DOCUMENT SECTION
- - - - - - -

Unless you work in a field that will honestly be impossible to break back in to, earn a lot, or love doing then being a sahm for those first few years will be fine. We all have to work so much of our lives a few years out to raise a baby isn't being lazy.

Babbitywabbit Sun 24-Sep-17 09:39:29

First off, don't leave your precious baby with the in laws who clearly won't provide a good quality environment.

Second- stop talking about leaving your child with 'strangers.' No one does that. If you use a good quality cm or nursery you will be allowing your child to build other caring, positive relationships.

Do you have a worthwhile career or just a job? Do you want to be able to progress? Would you mind if you struggled to get back at the same level in the future?

How does your dh feel about being sole breadwinner? (Not what his parents feel about it, but him )

Ultimately 2 days work is quite little, leaving you 5 days at home each week, so if you have a good job I personally think you'd be mad to give it up. But if you don't have a good job, or don't like your job, and you dh is happy to support you then you might prefer to stay at home

Appuskidu Sun 24-Sep-17 09:47:28

Until a few years ago mums used to be supported to stay home til the youngest was 12yo

I'm sure sure about that--when were mum's supported to stay at home until their youngest was 12?

- - - - - - -

REQUIREMENT
Copy the forum thread about staying home with a baby from "Babbitywabbit Sun 24-Sep-17" up to and including "in the future?", swapping "nursery" for "daycare". The material has nothing to do with this.

RECORDS SHOWN
- - - - - - -

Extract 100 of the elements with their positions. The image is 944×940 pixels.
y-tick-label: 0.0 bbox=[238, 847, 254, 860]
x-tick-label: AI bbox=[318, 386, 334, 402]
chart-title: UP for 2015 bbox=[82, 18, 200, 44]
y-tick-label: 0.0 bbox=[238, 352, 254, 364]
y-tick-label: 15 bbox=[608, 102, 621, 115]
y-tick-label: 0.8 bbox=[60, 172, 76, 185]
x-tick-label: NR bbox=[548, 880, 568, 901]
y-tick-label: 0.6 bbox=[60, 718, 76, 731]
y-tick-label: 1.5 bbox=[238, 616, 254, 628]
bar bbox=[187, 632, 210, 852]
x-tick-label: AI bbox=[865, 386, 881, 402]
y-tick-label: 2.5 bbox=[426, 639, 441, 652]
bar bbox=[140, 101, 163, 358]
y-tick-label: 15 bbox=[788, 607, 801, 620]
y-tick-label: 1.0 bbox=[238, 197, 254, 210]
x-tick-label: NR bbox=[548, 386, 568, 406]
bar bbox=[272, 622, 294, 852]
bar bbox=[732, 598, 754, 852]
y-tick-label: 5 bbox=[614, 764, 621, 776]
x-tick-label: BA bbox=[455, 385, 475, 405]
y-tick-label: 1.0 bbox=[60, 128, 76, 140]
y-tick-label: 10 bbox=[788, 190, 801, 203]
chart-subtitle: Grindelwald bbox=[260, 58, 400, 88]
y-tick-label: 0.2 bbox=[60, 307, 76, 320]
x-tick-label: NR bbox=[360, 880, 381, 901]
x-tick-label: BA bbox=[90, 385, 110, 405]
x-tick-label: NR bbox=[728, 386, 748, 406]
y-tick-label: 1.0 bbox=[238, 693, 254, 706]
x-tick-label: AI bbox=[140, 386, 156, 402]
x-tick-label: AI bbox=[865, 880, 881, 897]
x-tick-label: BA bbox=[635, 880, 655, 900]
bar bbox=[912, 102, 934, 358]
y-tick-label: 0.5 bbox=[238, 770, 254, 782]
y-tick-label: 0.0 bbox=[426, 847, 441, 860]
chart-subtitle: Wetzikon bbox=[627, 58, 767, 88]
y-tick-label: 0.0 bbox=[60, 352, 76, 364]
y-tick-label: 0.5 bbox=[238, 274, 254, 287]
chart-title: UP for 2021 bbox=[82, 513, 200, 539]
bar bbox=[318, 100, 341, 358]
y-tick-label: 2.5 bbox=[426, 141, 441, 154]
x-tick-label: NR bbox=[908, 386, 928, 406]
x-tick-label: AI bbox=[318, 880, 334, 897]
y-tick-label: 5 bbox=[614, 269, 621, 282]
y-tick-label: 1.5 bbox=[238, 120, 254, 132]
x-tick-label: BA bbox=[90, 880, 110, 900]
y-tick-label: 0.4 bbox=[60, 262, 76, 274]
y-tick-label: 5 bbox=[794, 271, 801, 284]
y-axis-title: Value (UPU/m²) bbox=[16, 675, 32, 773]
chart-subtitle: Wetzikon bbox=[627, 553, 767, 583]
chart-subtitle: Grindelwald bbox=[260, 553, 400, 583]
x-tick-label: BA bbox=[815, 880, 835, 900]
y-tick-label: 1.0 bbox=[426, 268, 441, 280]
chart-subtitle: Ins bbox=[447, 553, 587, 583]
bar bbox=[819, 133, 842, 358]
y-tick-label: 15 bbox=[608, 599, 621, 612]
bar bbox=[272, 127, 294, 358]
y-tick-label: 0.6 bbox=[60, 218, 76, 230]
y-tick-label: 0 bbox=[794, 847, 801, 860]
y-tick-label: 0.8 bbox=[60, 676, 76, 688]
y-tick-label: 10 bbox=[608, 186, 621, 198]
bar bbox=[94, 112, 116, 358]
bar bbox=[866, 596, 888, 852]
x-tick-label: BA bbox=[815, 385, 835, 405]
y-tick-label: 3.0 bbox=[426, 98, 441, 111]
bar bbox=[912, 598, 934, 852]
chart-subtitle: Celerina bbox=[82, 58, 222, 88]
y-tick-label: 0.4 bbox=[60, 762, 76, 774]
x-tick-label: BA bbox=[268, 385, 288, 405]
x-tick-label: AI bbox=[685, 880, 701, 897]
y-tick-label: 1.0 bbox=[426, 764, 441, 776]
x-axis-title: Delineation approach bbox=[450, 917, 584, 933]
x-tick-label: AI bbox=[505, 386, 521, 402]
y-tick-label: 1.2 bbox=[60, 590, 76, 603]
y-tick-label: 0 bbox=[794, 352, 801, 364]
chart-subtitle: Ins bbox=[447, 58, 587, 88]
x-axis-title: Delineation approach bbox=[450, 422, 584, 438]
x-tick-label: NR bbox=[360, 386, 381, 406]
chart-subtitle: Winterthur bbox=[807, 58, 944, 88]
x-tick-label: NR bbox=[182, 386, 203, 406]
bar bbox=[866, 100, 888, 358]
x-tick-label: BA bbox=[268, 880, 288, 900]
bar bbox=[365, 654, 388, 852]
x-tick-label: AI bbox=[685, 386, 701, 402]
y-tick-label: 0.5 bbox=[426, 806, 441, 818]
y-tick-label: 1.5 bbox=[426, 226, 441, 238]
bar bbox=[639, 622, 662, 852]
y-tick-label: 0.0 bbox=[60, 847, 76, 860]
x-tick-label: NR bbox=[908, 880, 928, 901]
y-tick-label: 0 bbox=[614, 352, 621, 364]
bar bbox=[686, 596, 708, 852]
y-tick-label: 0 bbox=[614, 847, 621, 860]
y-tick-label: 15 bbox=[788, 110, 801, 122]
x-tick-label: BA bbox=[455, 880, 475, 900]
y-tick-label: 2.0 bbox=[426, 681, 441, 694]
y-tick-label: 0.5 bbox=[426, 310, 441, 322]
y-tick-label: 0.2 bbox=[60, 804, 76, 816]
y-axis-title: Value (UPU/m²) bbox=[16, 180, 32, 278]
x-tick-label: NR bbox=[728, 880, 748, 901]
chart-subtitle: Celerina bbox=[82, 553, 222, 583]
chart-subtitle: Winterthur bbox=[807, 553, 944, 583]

- - - - - - -

RESPONSE TO THE TASK
Babbitywabbit Sun 24-Sep-17 09:39:29

First off, don't leave your precious baby with the in laws who clearly won't provide a good quality environment.

Second- stop talking about leaving your child with 'strangers.' No one does that. If you use a good quality cm or daycare you will be allowing your child to build other caring, positive relationships.

Do you have a worthwhile career or just a job? Do you want to be able to progress? Would you mind if you struggled to get back at the same level in the future?